▸ **SHORT PROBLEM**
Identify and reproduce every line holding the string "SUIUSD".

▸ **RECORDS FOR THE EXERCISE**
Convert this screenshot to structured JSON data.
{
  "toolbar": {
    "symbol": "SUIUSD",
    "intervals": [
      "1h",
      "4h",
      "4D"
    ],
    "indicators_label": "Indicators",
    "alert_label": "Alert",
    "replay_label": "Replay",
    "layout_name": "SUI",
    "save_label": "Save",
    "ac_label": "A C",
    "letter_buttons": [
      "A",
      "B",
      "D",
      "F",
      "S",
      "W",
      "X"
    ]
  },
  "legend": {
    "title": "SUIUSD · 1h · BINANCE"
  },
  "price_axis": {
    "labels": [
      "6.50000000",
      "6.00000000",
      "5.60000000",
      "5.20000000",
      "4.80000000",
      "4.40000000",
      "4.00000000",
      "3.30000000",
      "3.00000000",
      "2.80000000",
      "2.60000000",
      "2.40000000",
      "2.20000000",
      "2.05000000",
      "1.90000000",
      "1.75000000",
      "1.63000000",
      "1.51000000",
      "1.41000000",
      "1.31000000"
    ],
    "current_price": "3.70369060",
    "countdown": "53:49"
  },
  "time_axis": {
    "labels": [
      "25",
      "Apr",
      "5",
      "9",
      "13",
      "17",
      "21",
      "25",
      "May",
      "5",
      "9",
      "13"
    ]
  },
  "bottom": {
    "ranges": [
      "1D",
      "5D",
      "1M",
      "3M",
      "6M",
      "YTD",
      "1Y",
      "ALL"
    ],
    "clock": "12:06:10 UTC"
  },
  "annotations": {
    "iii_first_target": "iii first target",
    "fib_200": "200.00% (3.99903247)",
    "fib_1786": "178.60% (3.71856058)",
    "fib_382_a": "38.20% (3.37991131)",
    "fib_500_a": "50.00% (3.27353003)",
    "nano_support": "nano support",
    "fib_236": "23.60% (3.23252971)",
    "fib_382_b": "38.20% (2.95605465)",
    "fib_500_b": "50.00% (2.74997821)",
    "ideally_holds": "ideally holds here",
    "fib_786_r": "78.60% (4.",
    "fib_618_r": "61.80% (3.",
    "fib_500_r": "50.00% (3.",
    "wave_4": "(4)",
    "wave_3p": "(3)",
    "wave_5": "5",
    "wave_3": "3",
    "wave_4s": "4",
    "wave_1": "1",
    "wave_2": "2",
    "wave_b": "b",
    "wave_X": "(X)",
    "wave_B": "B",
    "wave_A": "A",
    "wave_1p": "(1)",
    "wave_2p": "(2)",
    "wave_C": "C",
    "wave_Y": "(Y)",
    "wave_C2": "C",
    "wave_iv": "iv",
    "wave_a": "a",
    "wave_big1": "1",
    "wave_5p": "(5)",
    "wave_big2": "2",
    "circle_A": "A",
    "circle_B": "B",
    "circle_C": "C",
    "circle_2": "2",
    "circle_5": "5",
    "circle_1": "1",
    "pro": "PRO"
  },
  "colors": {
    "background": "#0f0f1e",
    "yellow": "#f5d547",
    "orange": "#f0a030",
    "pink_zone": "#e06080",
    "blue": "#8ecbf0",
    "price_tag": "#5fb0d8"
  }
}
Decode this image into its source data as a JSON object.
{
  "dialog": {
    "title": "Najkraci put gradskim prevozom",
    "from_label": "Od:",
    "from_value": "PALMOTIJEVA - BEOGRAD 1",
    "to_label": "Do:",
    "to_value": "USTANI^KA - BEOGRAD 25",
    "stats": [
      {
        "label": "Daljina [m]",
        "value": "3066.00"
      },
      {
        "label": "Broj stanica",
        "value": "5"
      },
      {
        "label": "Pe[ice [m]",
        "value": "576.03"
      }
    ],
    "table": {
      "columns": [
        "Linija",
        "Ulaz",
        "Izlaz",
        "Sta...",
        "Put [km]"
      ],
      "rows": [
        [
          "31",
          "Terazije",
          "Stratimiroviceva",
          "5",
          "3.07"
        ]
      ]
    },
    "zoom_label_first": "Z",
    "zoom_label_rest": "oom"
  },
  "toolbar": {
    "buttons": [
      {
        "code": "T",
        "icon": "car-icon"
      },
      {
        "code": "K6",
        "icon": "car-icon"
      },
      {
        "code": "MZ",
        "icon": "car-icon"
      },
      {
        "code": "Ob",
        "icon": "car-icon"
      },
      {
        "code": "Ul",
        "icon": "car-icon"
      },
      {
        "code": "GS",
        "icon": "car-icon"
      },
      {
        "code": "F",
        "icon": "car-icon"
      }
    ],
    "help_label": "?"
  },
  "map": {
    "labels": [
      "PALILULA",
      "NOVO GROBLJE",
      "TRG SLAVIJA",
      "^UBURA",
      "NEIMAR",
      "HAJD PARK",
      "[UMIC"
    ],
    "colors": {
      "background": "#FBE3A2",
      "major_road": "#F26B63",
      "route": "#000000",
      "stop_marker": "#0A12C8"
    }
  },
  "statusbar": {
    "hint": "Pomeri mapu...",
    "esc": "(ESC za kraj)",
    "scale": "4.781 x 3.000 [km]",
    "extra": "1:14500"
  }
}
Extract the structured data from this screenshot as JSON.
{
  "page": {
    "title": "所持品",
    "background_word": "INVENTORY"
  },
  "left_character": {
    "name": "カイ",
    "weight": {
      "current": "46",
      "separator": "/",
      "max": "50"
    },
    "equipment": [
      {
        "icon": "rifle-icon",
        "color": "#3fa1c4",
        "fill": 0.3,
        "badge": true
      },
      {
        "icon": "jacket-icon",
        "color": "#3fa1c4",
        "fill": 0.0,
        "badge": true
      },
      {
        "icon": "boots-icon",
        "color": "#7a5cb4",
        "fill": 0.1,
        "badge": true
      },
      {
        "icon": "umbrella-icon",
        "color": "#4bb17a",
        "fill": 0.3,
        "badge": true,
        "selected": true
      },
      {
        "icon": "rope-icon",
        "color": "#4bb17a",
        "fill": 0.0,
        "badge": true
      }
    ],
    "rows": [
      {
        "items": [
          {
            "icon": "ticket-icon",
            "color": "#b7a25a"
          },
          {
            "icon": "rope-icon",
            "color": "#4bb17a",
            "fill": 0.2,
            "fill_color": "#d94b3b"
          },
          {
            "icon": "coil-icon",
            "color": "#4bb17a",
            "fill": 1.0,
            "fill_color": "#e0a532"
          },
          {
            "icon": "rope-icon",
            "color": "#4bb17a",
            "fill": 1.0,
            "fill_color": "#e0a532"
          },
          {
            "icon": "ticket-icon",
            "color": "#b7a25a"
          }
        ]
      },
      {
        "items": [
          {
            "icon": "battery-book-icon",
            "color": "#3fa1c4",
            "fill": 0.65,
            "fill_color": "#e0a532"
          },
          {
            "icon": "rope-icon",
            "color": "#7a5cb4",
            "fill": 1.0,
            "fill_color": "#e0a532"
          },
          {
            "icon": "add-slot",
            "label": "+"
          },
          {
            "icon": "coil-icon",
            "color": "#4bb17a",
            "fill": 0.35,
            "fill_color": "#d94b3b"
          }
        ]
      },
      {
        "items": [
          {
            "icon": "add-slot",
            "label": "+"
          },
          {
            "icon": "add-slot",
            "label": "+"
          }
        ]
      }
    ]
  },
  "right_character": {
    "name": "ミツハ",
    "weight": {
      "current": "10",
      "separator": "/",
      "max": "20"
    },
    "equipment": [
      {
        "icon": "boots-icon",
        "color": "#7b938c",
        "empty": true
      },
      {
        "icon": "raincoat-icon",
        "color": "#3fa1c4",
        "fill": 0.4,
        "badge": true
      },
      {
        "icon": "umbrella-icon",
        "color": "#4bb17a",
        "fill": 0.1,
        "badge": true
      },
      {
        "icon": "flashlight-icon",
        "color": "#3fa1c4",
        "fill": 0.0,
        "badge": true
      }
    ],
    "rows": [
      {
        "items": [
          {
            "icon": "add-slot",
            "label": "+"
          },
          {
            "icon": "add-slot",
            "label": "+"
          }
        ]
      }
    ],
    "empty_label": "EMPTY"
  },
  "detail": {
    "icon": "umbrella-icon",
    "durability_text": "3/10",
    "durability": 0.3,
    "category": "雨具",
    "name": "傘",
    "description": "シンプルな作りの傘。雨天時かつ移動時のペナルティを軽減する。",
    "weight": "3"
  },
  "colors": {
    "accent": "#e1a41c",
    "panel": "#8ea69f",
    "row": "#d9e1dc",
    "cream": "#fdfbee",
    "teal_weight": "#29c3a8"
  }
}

▸ **COMPLETED EXERCISE**
    "symbol": "SUIUSD",
    "title": "SUIUSD · 1h · BINANCE"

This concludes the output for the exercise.